Data excerpts
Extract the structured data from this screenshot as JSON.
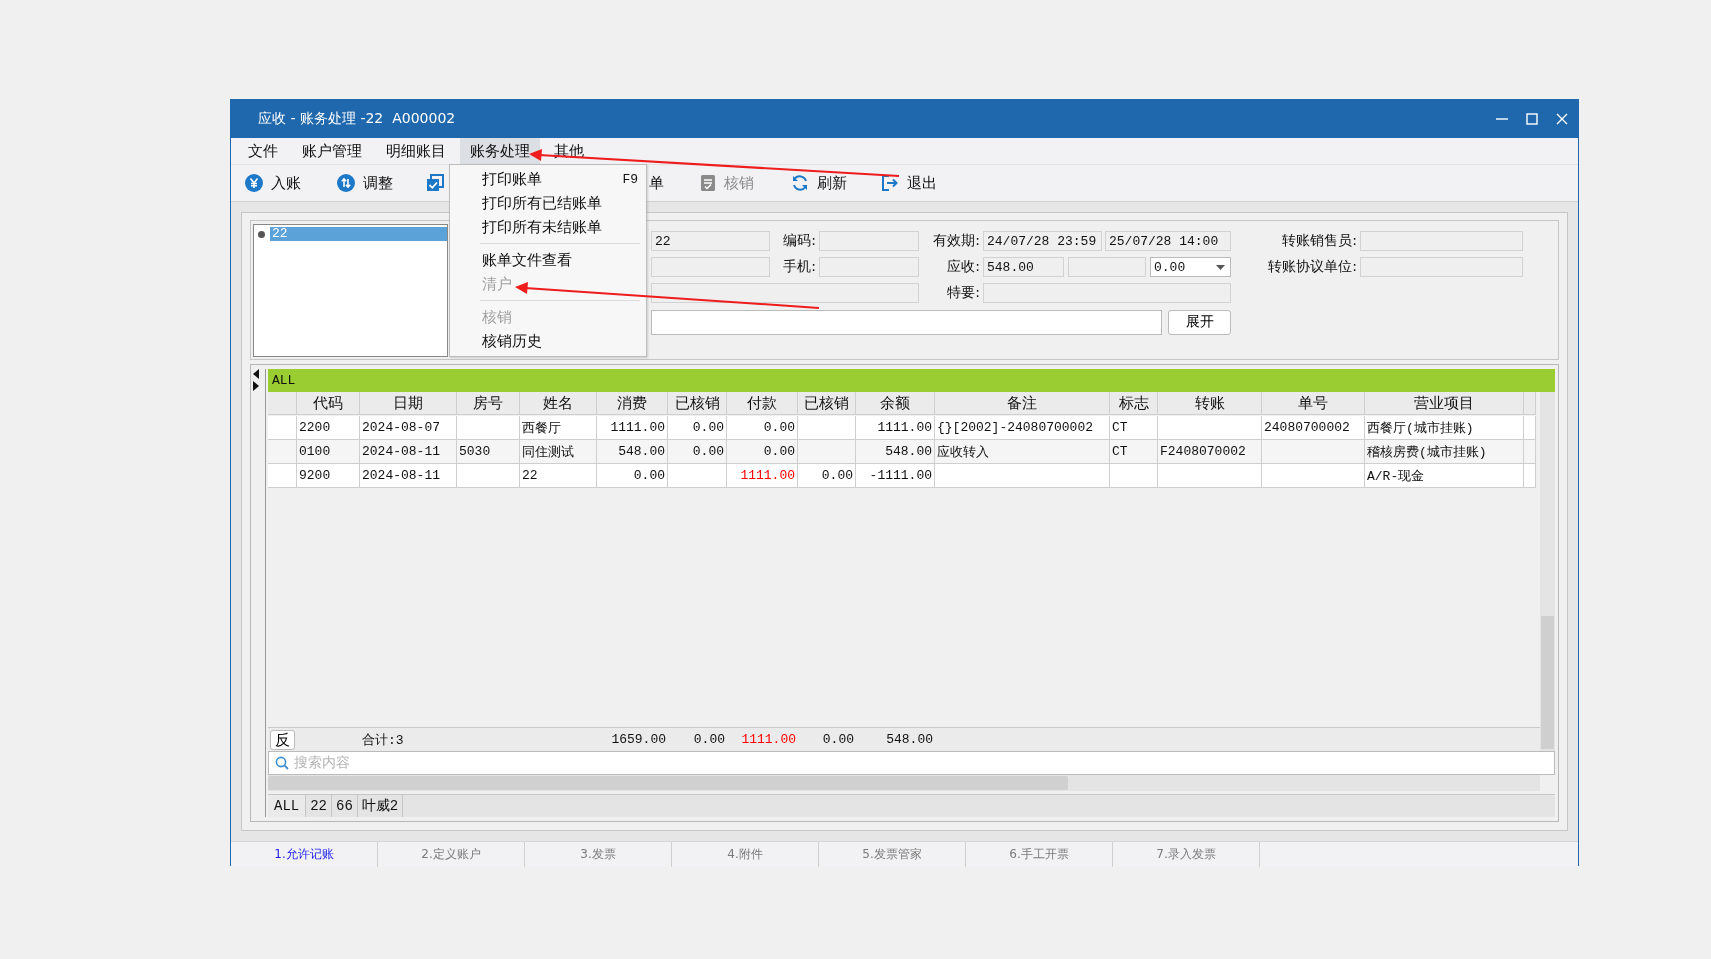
{
  "window": {
    "title": "应收 - 账务处理 -22  A000002"
  },
  "menu_bar": [
    {
      "label": "文件",
      "selected": false
    },
    {
      "label": "账户管理",
      "selected": false
    },
    {
      "label": "明细账目",
      "selected": false
    },
    {
      "label": "账务处理",
      "selected": true
    },
    {
      "label": "其他",
      "selected": false
    }
  ],
  "dropdown_menu": [
    {
      "kind": "item",
      "label": "打印账单",
      "shortcut": "F9",
      "disabled": false
    },
    {
      "kind": "item",
      "label": "打印所有已结账单",
      "disabled": false
    },
    {
      "kind": "item",
      "label": "打印所有未结账单",
      "disabled": false
    },
    {
      "kind": "separator"
    },
    {
      "kind": "item",
      "label": "账单文件查看",
      "disabled": false
    },
    {
      "kind": "item",
      "label": "清户",
      "disabled": true
    },
    {
      "kind": "separator"
    },
    {
      "kind": "item",
      "label": "核销",
      "disabled": true
    },
    {
      "kind": "item",
      "label": "核销历史",
      "disabled": false
    }
  ],
  "toolbar": [
    {
      "kind": "yen",
      "label": "入账",
      "disabled": false
    },
    {
      "kind": "updown",
      "label": "调整",
      "disabled": false
    },
    {
      "kind": "check",
      "disabled": false
    },
    {
      "kind": "text",
      "label": "单",
      "disabled": false
    },
    {
      "kind": "doc",
      "label": "核销",
      "disabled": true
    },
    {
      "kind": "refresh",
      "label": "刷新",
      "disabled": false
    },
    {
      "kind": "exit",
      "label": "退出",
      "disabled": false
    }
  ],
  "account_list": [
    {
      "label": "22",
      "selected": true
    }
  ],
  "form_rows": [
    [
      {
        "kind": "field",
        "value": "22"
      },
      {
        "kind": "label",
        "text": "编码:"
      },
      {
        "kind": "field"
      },
      {
        "kind": "label",
        "text": "有效期:"
      },
      {
        "kind": "field",
        "value": "24/07/28 23:59"
      },
      {
        "kind": "field",
        "value": "25/07/28 14:00"
      },
      {
        "kind": "label",
        "text": "转账销售员:"
      },
      {
        "kind": "field"
      }
    ],
    [
      {
        "kind": "field"
      },
      {
        "kind": "label",
        "text": "手机:"
      },
      {
        "kind": "field"
      },
      {
        "kind": "label",
        "text": "应收:"
      },
      {
        "kind": "field",
        "value": "548.00"
      },
      {
        "kind": "field"
      },
      {
        "kind": "dropdown",
        "value": "0.00"
      },
      {
        "kind": "label",
        "text": "转账协议单位:"
      },
      {
        "kind": "field"
      }
    ],
    [
      {
        "kind": "field"
      },
      {
        "kind": "label",
        "text": "特要:"
      },
      {
        "kind": "field"
      }
    ],
    [
      {
        "kind": "input"
      },
      {
        "kind": "button",
        "label": "展开"
      }
    ]
  ],
  "grid": {
    "group_label": "ALL",
    "columns": [
      "代码",
      "日期",
      "房号",
      "姓名",
      "消费",
      "已核销",
      "付款",
      "已核销",
      "余额",
      "备注",
      "标志",
      "转账",
      "单号",
      "营业项目"
    ],
    "rows": [
      [
        "2200",
        "2024-08-07",
        null,
        "西餐厅",
        "1111.00",
        "0.00",
        "0.00",
        null,
        "1111.00",
        "{}[2002]-24080700002",
        "CT",
        null,
        "24080700002",
        "西餐厅(城市挂账)"
      ],
      [
        "0100",
        "2024-08-11",
        "5030",
        "同住测试",
        "548.00",
        "0.00",
        "0.00",
        null,
        "548.00",
        "应收转入",
        "CT",
        "F2408070002",
        null,
        "稽核房费(城市挂账)"
      ],
      [
        "9200",
        "2024-08-11",
        null,
        "22",
        "0.00",
        null,
        {
          "text": "1111.00",
          "color": "#ff0000"
        },
        "0.00",
        "-1111.00",
        null,
        null,
        null,
        null,
        "A/R-现金"
      ]
    ],
    "reverse_button": "反",
    "total_row": {
      "label": "合计:3",
      "values": [
        "1659.00",
        "0.00",
        {
          "text": "1111.00",
          "color": "#ff0000"
        },
        "0.00",
        "548.00"
      ]
    },
    "search": {
      "placeholder": "搜索内容"
    },
    "group_tabs": [
      {
        "label": "ALL",
        "selected": true
      },
      {
        "label": "22",
        "selected": false
      },
      {
        "label": "66",
        "selected": false
      },
      {
        "label": "叶威2",
        "selected": false
      }
    ]
  },
  "bottom_tabs": [
    {
      "label": "1.允许记账",
      "selected": true
    },
    {
      "label": "2.定义账户",
      "selected": false
    },
    {
      "label": "3.发票",
      "selected": false
    },
    {
      "label": "4.附件",
      "selected": false
    },
    {
      "label": "5.发票管家",
      "selected": false
    },
    {
      "label": "6.手工开票",
      "selected": false
    },
    {
      "label": "7.录入发票",
      "selected": false
    }
  ]
}
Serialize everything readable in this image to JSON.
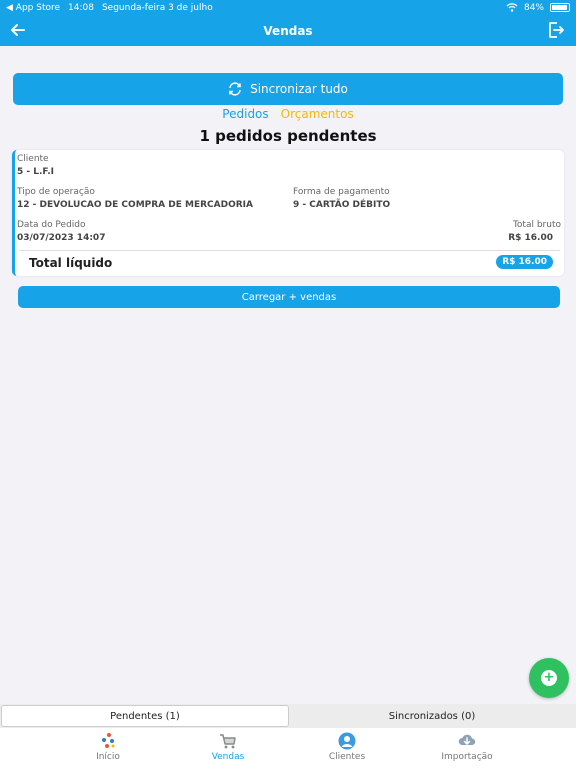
{
  "status_bar": {
    "app_store": "◀ App Store",
    "time": "14:08",
    "date": "Segunda-feira 3 de julho",
    "battery": "84%"
  },
  "header": {
    "title": "Vendas"
  },
  "sync_button": {
    "label": "Sincronizar tudo"
  },
  "tabs": {
    "pedidos": "Pedidos",
    "orcamentos": "Orçamentos"
  },
  "pending_title": "1 pedidos pendentes",
  "order": {
    "cliente_label": "Cliente",
    "cliente_value": "5 - L.F.I",
    "tipo_label": "Tipo de operação",
    "tipo_value": "12 - DEVOLUCAO DE COMPRA DE MERCADORIA",
    "forma_label": "Forma de pagamento",
    "forma_value": "9 - CARTÃO DÉBITO",
    "data_label": "Data do Pedido",
    "data_value": "03/07/2023 14:07",
    "total_bruto_label": "Total bruto",
    "total_bruto_value": "R$ 16.00",
    "total_liquido_label": "Total líquido",
    "total_liquido_value": "R$ 16.00"
  },
  "load_button": {
    "label": "Carregar + vendas"
  },
  "segments": {
    "pendentes": "Pendentes (1)",
    "sincronizados": "Sincronizados (0)"
  },
  "bottom_nav": {
    "inicio": "Início",
    "vendas": "Vendas",
    "clientes": "Clientes",
    "importacao": "Importação"
  },
  "colors": {
    "primary": "#16a3e8",
    "accent": "#f5b800",
    "fab": "#2fc05f"
  }
}
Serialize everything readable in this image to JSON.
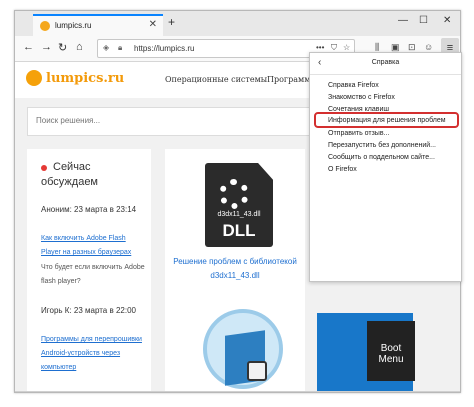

INSTRUCTION —
Copy all the entries word for word. Omit any pictures.

WRITTEN SOLUTION —
Extract the structured data from this screenshot as JSON.
{
  "window": {
    "title": "应收 - 账务处理 -22  A000002"
  },
  "menu_bar": [
    {
      "label": "文件",
      "selected": false
    },
    {
      "label": "账户管理",
      "selected": false
    },
    {
      "label": "明细账目",
      "selected": false
    },
    {
      "label": "账务处理",
      "selected": true
    },
    {
      "label": "其他",
      "selected": false
    }
  ],
  "dropdown_menu": [
    {
      "kind": "item",
      "label": "打印账单",
      "shortcut": "F9",
      "disabled": false
    },
    {
      "kind": "item",
      "label": "打印所有已结账单",
      "disabled": false
    },
    {
      "kind": "item",
      "label": "打印所有未结账单",
      "disabled": false
    },
    {
      "kind": "separator"
    },
    {
      "kind": "item",
      "label": "账单文件查看",
      "disabled": false
    },
    {
      "kind": "item",
      "label": "清户",
      "disabled": true
    },
    {
      "kind": "separator"
    },
    {
      "kind": "item",
      "label": "核销",
      "disabled": true
    },
    {
      "kind": "item",
      "label": "核销历史",
      "disabled": false
    }
  ],
  "toolbar": [
    {
      "kind": "yen",
      "label": "入账",
      "disabled": false
    },
    {
      "kind": "updown",
      "label": "调整",
      "disabled": false
    },
    {
      "kind": "check",
      "disabled": false
    },
    {
      "kind": "text",
      "label": "单",
      "disabled": false
    },
    {
      "kind": "doc",
      "label": "核销",
      "disabled": true
    },
    {
      "kind": "refresh",
      "label": "刷新",
      "disabled": false
    },
    {
      "kind": "exit",
      "label": "退出",
      "disabled": false
    }
  ],
  "account_list": [
    {
      "label": "22",
      "selected": true
    }
  ],
  "form_rows": [
    [
      {
        "kind": "field",
        "value": "22"
      },
      {
        "kind": "label",
        "text": "编码:"
      },
      {
        "kind": "field"
      },
      {
        "kind": "label",
        "text": "有效期:"
      },
      {
        "kind": "field",
        "value": "24/07/28 23:59"
      },
      {
        "kind": "field",
        "value": "25/07/28 14:00"
      },
      {
        "kind": "label",
        "text": "转账销售员:"
      },
      {
        "kind": "field"
      }
    ],
    [
      {
        "kind": "field"
      },
      {
        "kind": "label",
        "text": "手机:"
      },
      {
        "kind": "field"
      },
      {
        "kind": "label",
        "text": "应收:"
      },
      {
        "kind": "field",
        "value": "548.00"
      },
      {
        "kind": "field"
      },
      {
        "kind": "dropdown",
        "value": "0.00"
      },
      {
        "kind": "label",
        "text": "转账协议单位:"
      },
      {
        "kind": "field"
      }
    ],
    [
      {
        "kind": "field"
      },
      {
        "kind": "label",
        "text": "特要:"
      },
      {
        "kind": "field"
      }
    ],
    [
      {
        "kind": "input"
      },
      {
        "kind": "button",
        "label": "展开"
      }
    ]
  ],
  "grid": {
    "group_label": "ALL",
    "columns": [
      "代码",
      "日期",
      "房号",
      "姓名",
      "消费",
      "已核销",
      "付款",
      "已核销",
      "余额",
      "备注",
      "标志",
      "转账",
      "单号",
      "营业项目"
    ],
    "rows": [
      [
        "2200",
        "2024-08-07",
        null,
        "西餐厅",
        "1111.00",
        "0.00",
        "0.00",
        null,
        "1111.00",
        "{}[2002]-24080700002",
        "CT",
        null,
        "24080700002",
        "西餐厅(城市挂账)"
      ],
      [
        "0100",
        "2024-08-11",
        "5030",
        "同住测试",
        "548.00",
        "0.00",
        "0.00",
        null,
        "548.00",
        "应收转入",
        "CT",
        "F2408070002",
        null,
        "稽核房费(城市挂账)"
      ],
      [
        "9200",
        "2024-08-11",
        null,
        "22",
        "0.00",
        null,
        {
          "text": "1111.00",
          "color": "#ff0000"
        },
        "0.00",
        "-1111.00",
        null,
        null,
        null,
        null,
        "A/R-现金"
      ]
    ],
    "reverse_button": "反",
    "total_row": {
      "label": "合计:3",
      "values": [
        "1659.00",
        "0.00",
        {
          "text": "1111.00",
          "color": "#ff0000"
        },
        "0.00",
        "548.00"
      ]
    },
    "search": {
      "placeholder": "搜索内容"
    },
    "group_tabs": [
      {
        "label": "ALL",
        "selected": true
      },
      {
        "label": "22",
        "selected": false
      },
      {
        "label": "66",
        "selected": false
      },
      {
        "label": "叶威2",
        "selected": false
      }
    ]
  },
  "bottom_tabs": [
    {
      "label": "1.允许记账",
      "selected": true
    },
    {
      "label": "2.定义账户",
      "selected": false
    },
    {
      "label": "3.发票",
      "selected": false
    },
    {
      "label": "4.附件",
      "selected": false
    },
    {
      "label": "5.发票管家",
      "selected": false
    },
    {
      "label": "6.手工开票",
      "selected": false
    },
    {
      "label": "7.录入发票",
      "selected": false
    }
  ]
}
Serialize everything readable in this image to JSON.
{
  "status_bar": {
    "app_store": "◀ App Store",
    "time": "14:08",
    "date": "Segunda-feira 3 de julho",
    "battery": "84%"
  },
  "header": {
    "title": "Vendas"
  },
  "sync_button": {
    "label": "Sincronizar tudo"
  },
  "tabs": {
    "pedidos": "Pedidos",
    "orcamentos": "Orçamentos"
  },
  "pending_title": "1 pedidos pendentes",
  "order": {
    "cliente_label": "Cliente",
    "cliente_value": "5 - L.F.I",
    "tipo_label": "Tipo de operação",
    "tipo_value": "12 - DEVOLUCAO DE COMPRA DE MERCADORIA",
    "forma_label": "Forma de pagamento",
    "forma_value": "9 - CARTÃO DÉBITO",
    "data_label": "Data do Pedido",
    "data_value": "03/07/2023 14:07",
    "total_bruto_label": "Total bruto",
    "total_bruto_value": "R$ 16.00",
    "total_liquido_label": "Total líquido",
    "total_liquido_value": "R$ 16.00"
  },
  "load_button": {
    "label": "Carregar + vendas"
  },
  "segments": {
    "pendentes": "Pendentes (1)",
    "sincronizados": "Sincronizados (0)"
  },
  "bottom_nav": {
    "inicio": "Início",
    "vendas": "Vendas",
    "clientes": "Clientes",
    "importacao": "Importação"
  },
  "colors": {
    "primary": "#16a3e8",
    "accent": "#f5b800",
    "fab": "#2fc05f"
  }
}
Serialize everything readable in this image to JSON.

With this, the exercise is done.